> _Written task 1_: Extract from the passage about letting the kids walk to school the part from "I know many" up to and including "can handle it.".
## Start Source
In light of recent events, Michael and I faced the question this weekend, “now what?” Do we continue to let the kids walk to school?

I know many of you will whole-heartedly disagree with us – and that’s okay; I understand your perspective – but we confidently decided together to let them continue. I’ve been mentally fleshing-out our reasons in hopes of clearly explaining why, and to hopefully stimulate your own thoughts about your own families.

It comes down to this: we don’t want our kids to live in fear. If we said, “no, you are not allowed to walk to school anymore, even though your response last week was dead-on, absolutely correct,” then what we are really communicating is The world is too scary of a place, and when something bad happens, you high-tail it out of there and retreat. You can’t handle this.

What we want to communicate is Yes, the world is a scary place. Bad things happen, and there are some really rotten people out there. But I am confident that you can handle it.

The kids were prepared. That’s a huge part of this. They knew what to do, and they did it (other than waiting two hours to tell me…but now they know better). As much as I would love to put my kids in a little bubble and protect them from all the evil in the world, I can’t. That is not realistic. Yes, protecting my kids is part of my job, and I do that as is needed and age-appropriate. If there is a situation that they can’t handle, I step in. But instead of completely (and unhealthily) protecting them, I would much rather prepare them to deal with the evil themselves. I can’t always be there to do it for them. I think part of being a good parent is letting your kids go, letting them prove themselves, letting them learn responsibility. They can’t do that when I am hovering and guarding their every move.
## End Source
## Start Exercise input
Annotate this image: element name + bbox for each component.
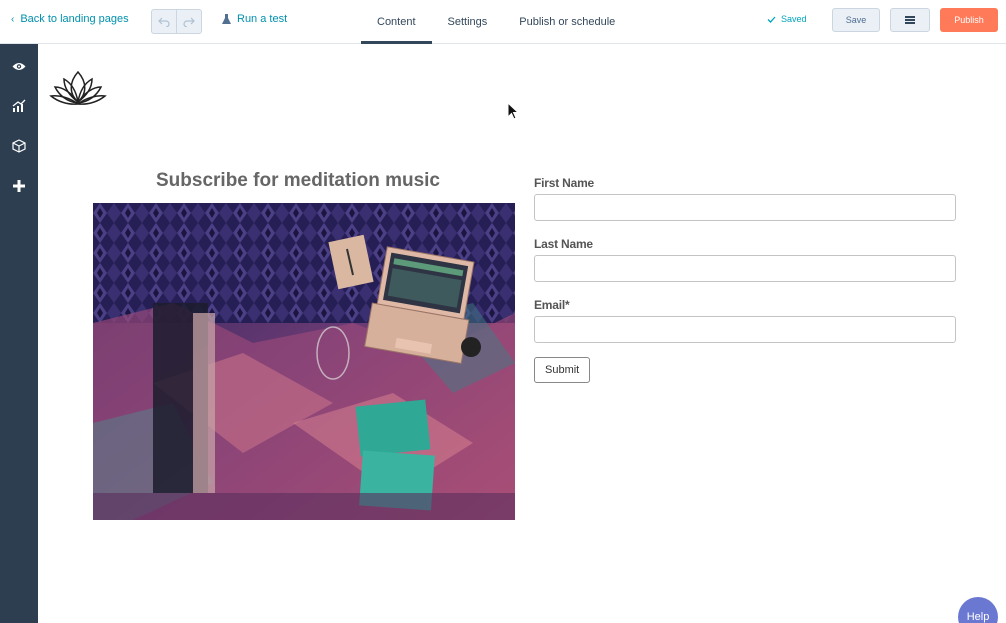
optimize-button[interactable] [0, 88, 38, 124]
saved-status: Saved [767, 14, 807, 24]
meditation-hero-image[interactable] [93, 203, 515, 520]
undo-redo-group [151, 9, 202, 34]
chevron-left-icon: ‹ [11, 13, 15, 25]
editor-tabs: Content Settings Publish or schedule [361, 0, 631, 44]
analytics-icon [12, 99, 26, 112]
editor-toolbar: ‹ Back to landing pages Run a test Conte… [0, 0, 1006, 44]
plus-icon [13, 180, 25, 192]
redo-icon [183, 17, 195, 27]
eye-icon [12, 62, 26, 70]
save-button[interactable]: Save [832, 8, 880, 32]
run-test-label: Run a test [237, 13, 288, 25]
publish-button[interactable]: Publish [940, 8, 998, 32]
saved-label: Saved [781, 14, 807, 24]
check-icon [767, 16, 776, 23]
page-headline[interactable]: Subscribe for meditation music [93, 170, 503, 192]
undo-button[interactable] [152, 10, 176, 33]
submit-button[interactable]: Submit [534, 357, 591, 383]
help-widget-button[interactable]: Help [958, 597, 998, 623]
back-to-landing-pages-link[interactable]: ‹ Back to landing pages [11, 13, 129, 25]
back-link-label: Back to landing pages [20, 13, 129, 25]
modules-button[interactable] [0, 128, 38, 164]
add-module-button[interactable] [0, 168, 38, 204]
preview-button[interactable] [0, 48, 38, 84]
run-a-test-button[interactable]: Run a test [222, 13, 287, 25]
tab-publish-or-schedule[interactable]: Publish or schedule [503, 0, 631, 44]
last-name-label: Last Name [534, 237, 593, 251]
email-label: Email* [534, 298, 570, 312]
flask-icon [222, 13, 231, 24]
hamburger-icon [905, 16, 915, 24]
mouse-cursor-icon [507, 102, 519, 120]
subscribe-form: First Name Last Name Email* Submit [534, 176, 956, 383]
redo-button[interactable] [176, 10, 201, 33]
left-sidebar [0, 44, 38, 623]
tab-content[interactable]: Content [361, 0, 432, 44]
lotus-logo[interactable] [48, 68, 108, 106]
first-name-field[interactable] [534, 194, 956, 221]
more-actions-button[interactable] [890, 8, 930, 32]
undo-icon [158, 17, 170, 27]
cube-icon [12, 139, 26, 153]
email-field[interactable] [534, 316, 956, 343]
first-name-label: First Name [534, 176, 595, 190]
last-name-field[interactable] [534, 255, 956, 282]
tab-settings[interactable]: Settings [432, 0, 504, 44]
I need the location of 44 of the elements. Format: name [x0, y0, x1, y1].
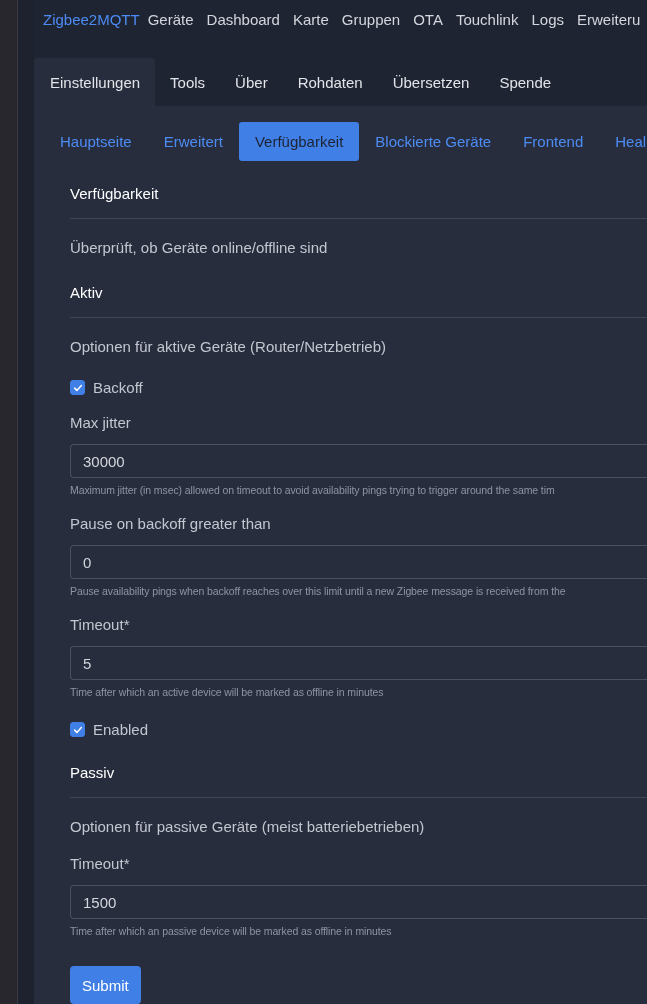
brand-link[interactable]: Zigbee2MQTT: [43, 11, 140, 28]
nav-link[interactable]: Gruppen: [341, 11, 401, 28]
subtab[interactable]: Frontend: [507, 122, 600, 161]
section-description: Optionen für passive Geräte (meist batteriebetrieben): [70, 817, 426, 837]
field-label: Max jitter: [70, 414, 132, 431]
tab[interactable]: Rohdaten: [282, 58, 378, 106]
number-field[interactable]: 5: [70, 646, 647, 680]
field-label: Pause on backoff greater than: [70, 515, 272, 532]
nav-link[interactable]: Dashboard: [206, 11, 280, 28]
section-heading: Passiv: [70, 764, 115, 781]
tab[interactable]: Über: [220, 58, 283, 106]
tab[interactable]: Übersetzen: [377, 58, 485, 106]
subtab[interactable]: Blockierte Geräte: [359, 122, 508, 161]
field-label: Timeout*: [70, 855, 131, 872]
checkbox-label: Enabled: [93, 721, 149, 738]
subtab[interactable]: Erweitert: [147, 122, 239, 161]
checkbox[interactable]: [70, 722, 85, 737]
field-hint: Pause availability pings when backoff reaches over this limit until a new Zigbee message is received from the: [70, 585, 567, 597]
nav-link[interactable]: Karte: [292, 11, 329, 28]
field-hint: Maximum jitter (in msec) allowed on timeout to avoid availability pings trying to trigger around the same tim: [70, 484, 556, 496]
checkbox-label: Backoff: [93, 379, 143, 396]
tab[interactable]: Tools: [155, 58, 221, 106]
subtab[interactable]: Heal: [599, 122, 647, 161]
subtab[interactable]: Verfügbarkeit: [238, 122, 360, 161]
nav-link[interactable]: Touchlink: [455, 11, 519, 28]
number-field[interactable]: 1500: [70, 885, 647, 919]
field-label: Timeout*: [70, 616, 131, 633]
number-field[interactable]: 30000: [70, 444, 647, 478]
field-hint: Time after which an active device will be marked as offline in minutes: [70, 686, 385, 698]
section-heading: Aktiv: [70, 284, 103, 301]
checkbox[interactable]: [70, 380, 85, 395]
nav-link[interactable]: Logs: [531, 11, 564, 28]
nav-link[interactable]: Geräte: [147, 11, 194, 28]
submit-button[interactable]: Submit: [70, 966, 141, 1004]
section-description: Überprüft, ob Geräte online/offline sind: [70, 238, 329, 258]
subtab[interactable]: Hauptseite: [44, 122, 148, 161]
section-heading: Verfügbarkeit: [70, 185, 159, 202]
field-hint: Time after which an passive device will be marked as offline in minutes: [70, 925, 393, 937]
nav-link[interactable]: OTA: [413, 11, 443, 28]
number-field[interactable]: 0: [70, 545, 647, 579]
tab[interactable]: Einstellungen: [34, 58, 156, 106]
nav-link[interactable]: Erweiteru: [577, 11, 641, 28]
tab[interactable]: Spende: [484, 58, 567, 106]
section-description: Optionen für aktive Geräte (Router/Netzbetrieb): [70, 337, 387, 357]
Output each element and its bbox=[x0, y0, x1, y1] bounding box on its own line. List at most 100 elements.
## End Exercise input
> _Written task 2_: In the listing, change "undo-redo-group" to "history-controls" in the lines from the line with "optimize-button[interactable] [0, 88, 38, 124]" up to and including the line with "editor-tabs: Content Settings". Return only those lines, with everything else left unchanged.

> _Correct response 1_:
I know many of you will whole-heartedly disagree with us – and that’s okay; I understand your perspective – but we confidently decided together to let them continue. I’ve been mentally fleshing-out our reasons in hopes of clearly explaining why, and to hopefully stimulate your own thoughts about your own families.

It comes down to this: we don’t want our kids to live in fear. If we said, “no, you are not allowed to walk to school anymore, even though your response last week was dead-on, absolutely correct,” then what we are really communicating is The world is too scary of a place, and when something bad happens, you high-tail it out of there and retreat. You can’t handle this.

What we want to communicate is Yes, the world is a scary place. Bad things happen, and there are some really rotten people out there. But I am confident that you can handle it.

> _Correct response 2_:
optimize-button[interactable] [0, 88, 38, 124]
saved-status: Saved [767, 14, 807, 24]
meditation-hero-image[interactable] [93, 203, 515, 520]
history-controls [151, 9, 202, 34]
chevron-left-icon: ‹ [11, 13, 15, 25]
editor-tabs: Content Settings Publish or schedule [361, 0, 631, 44]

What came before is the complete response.